#### [Exercise instructions]
Of all the lines in the material, how many include the word "gravelly"? Give only the number.

#### [Excerpted records]
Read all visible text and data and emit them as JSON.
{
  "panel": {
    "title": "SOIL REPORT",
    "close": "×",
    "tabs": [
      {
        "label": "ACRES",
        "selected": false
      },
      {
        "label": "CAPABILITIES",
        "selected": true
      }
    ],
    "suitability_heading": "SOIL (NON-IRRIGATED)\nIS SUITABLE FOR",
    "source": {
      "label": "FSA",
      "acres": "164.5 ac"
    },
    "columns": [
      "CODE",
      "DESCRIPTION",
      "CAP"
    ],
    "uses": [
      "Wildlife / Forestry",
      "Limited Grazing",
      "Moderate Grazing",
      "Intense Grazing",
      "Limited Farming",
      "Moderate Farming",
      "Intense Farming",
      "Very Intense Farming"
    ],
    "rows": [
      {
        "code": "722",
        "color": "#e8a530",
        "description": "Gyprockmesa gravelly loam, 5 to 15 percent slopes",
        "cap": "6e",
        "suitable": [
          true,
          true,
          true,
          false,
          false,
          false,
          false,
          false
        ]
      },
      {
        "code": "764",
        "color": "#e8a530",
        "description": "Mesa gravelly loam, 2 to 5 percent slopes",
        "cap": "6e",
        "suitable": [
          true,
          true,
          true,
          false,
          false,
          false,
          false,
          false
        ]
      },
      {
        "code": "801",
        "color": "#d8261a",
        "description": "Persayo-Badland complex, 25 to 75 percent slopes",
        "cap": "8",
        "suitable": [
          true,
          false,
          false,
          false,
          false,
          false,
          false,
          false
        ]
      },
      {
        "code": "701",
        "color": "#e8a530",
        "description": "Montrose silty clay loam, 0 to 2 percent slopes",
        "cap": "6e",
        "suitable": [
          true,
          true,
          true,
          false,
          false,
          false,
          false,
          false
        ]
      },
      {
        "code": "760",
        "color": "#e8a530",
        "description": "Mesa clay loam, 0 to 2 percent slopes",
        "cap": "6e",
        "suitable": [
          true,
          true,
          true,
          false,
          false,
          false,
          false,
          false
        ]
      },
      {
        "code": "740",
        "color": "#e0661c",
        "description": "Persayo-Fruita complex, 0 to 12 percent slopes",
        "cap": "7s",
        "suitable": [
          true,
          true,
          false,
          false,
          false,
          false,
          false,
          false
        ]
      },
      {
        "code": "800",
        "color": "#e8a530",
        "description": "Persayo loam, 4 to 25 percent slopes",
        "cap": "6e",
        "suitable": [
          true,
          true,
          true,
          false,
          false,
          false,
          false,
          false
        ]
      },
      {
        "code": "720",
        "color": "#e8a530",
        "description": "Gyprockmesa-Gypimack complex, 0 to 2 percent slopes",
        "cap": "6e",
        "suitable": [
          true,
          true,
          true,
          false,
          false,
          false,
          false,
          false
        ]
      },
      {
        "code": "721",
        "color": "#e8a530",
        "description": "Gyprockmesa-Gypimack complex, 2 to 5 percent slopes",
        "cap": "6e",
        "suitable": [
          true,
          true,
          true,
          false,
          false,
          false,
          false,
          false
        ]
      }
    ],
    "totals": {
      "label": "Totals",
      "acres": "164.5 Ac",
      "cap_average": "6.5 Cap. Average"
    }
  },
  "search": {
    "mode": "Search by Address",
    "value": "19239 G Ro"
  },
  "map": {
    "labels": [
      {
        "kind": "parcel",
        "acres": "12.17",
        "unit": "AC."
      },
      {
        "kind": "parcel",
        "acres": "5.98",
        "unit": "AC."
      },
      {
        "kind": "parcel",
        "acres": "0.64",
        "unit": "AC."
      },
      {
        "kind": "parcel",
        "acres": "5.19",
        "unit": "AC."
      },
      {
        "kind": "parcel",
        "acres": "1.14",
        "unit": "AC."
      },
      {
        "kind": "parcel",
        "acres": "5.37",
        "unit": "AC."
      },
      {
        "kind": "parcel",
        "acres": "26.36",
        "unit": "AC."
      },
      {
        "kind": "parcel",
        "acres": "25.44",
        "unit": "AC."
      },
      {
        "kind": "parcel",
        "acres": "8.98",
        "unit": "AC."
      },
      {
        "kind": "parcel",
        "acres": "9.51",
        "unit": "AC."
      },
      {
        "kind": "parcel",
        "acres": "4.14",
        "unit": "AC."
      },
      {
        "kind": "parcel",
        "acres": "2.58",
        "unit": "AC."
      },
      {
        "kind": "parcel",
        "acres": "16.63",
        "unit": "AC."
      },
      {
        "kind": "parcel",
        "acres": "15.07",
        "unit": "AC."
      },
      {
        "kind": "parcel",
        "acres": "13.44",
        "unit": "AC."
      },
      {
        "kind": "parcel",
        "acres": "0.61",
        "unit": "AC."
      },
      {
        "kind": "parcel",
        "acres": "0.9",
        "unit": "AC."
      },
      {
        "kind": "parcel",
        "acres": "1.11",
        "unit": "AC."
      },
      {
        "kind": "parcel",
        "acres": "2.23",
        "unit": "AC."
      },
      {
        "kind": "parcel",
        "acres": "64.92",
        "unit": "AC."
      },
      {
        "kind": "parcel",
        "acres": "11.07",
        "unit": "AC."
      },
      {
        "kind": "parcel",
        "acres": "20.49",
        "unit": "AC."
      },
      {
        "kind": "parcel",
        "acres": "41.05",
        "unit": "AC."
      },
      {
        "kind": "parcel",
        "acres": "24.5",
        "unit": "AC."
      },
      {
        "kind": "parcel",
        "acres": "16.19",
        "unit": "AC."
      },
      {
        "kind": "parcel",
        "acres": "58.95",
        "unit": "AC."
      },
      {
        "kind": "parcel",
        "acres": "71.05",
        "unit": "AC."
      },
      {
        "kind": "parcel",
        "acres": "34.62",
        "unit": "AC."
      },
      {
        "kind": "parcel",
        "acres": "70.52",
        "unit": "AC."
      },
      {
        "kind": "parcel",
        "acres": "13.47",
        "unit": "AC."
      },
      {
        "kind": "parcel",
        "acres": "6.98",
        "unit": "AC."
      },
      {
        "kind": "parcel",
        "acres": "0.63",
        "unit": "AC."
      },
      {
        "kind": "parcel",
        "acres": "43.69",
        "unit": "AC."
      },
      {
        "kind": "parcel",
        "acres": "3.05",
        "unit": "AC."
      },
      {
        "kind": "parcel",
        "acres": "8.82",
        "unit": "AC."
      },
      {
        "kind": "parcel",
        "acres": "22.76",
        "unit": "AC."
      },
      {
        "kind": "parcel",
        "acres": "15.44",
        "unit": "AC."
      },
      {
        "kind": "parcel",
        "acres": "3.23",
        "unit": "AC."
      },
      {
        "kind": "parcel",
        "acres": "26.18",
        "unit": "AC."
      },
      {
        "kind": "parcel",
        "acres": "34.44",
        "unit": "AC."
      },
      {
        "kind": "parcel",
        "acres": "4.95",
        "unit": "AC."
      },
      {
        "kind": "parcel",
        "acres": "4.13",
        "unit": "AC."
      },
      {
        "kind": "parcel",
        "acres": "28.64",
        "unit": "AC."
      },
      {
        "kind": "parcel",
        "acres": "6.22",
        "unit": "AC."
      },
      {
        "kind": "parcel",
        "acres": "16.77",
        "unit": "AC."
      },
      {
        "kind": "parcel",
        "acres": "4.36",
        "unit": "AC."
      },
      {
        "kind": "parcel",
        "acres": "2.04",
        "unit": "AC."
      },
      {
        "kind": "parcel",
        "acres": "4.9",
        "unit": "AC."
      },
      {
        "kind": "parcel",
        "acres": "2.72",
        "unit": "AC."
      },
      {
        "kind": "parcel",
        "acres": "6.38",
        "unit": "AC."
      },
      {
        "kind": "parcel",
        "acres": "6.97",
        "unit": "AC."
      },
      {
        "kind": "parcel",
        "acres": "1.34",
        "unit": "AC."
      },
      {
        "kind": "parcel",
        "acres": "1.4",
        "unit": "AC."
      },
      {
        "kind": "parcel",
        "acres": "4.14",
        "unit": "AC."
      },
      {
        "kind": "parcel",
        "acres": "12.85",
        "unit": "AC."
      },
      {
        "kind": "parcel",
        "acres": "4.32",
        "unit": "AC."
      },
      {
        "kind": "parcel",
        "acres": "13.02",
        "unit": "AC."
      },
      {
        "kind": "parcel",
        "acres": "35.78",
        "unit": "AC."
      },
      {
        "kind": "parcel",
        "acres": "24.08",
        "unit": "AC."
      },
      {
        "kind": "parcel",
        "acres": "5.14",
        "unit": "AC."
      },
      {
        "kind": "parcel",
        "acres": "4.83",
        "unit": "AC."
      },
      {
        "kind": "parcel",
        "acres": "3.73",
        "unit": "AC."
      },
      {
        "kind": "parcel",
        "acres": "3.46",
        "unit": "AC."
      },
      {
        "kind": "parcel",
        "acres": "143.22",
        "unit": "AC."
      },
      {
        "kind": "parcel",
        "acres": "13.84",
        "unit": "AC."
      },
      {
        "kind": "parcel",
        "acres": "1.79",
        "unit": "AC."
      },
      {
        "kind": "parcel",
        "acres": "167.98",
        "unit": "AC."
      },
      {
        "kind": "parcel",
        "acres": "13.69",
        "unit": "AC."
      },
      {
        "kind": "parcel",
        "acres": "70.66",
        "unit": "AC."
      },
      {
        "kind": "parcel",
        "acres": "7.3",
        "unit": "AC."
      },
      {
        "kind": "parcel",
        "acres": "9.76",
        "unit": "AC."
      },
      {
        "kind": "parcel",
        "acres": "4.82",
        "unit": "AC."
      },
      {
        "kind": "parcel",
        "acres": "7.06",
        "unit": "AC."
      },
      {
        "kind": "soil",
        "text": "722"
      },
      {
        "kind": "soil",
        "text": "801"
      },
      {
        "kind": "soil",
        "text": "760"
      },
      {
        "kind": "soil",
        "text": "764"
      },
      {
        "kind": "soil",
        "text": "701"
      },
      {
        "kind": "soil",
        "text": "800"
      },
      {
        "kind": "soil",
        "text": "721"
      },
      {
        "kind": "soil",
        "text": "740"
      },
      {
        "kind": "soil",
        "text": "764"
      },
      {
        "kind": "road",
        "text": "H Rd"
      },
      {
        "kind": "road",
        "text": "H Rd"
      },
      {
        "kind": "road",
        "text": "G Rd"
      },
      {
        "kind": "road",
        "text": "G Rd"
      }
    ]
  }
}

#### [Task response]
2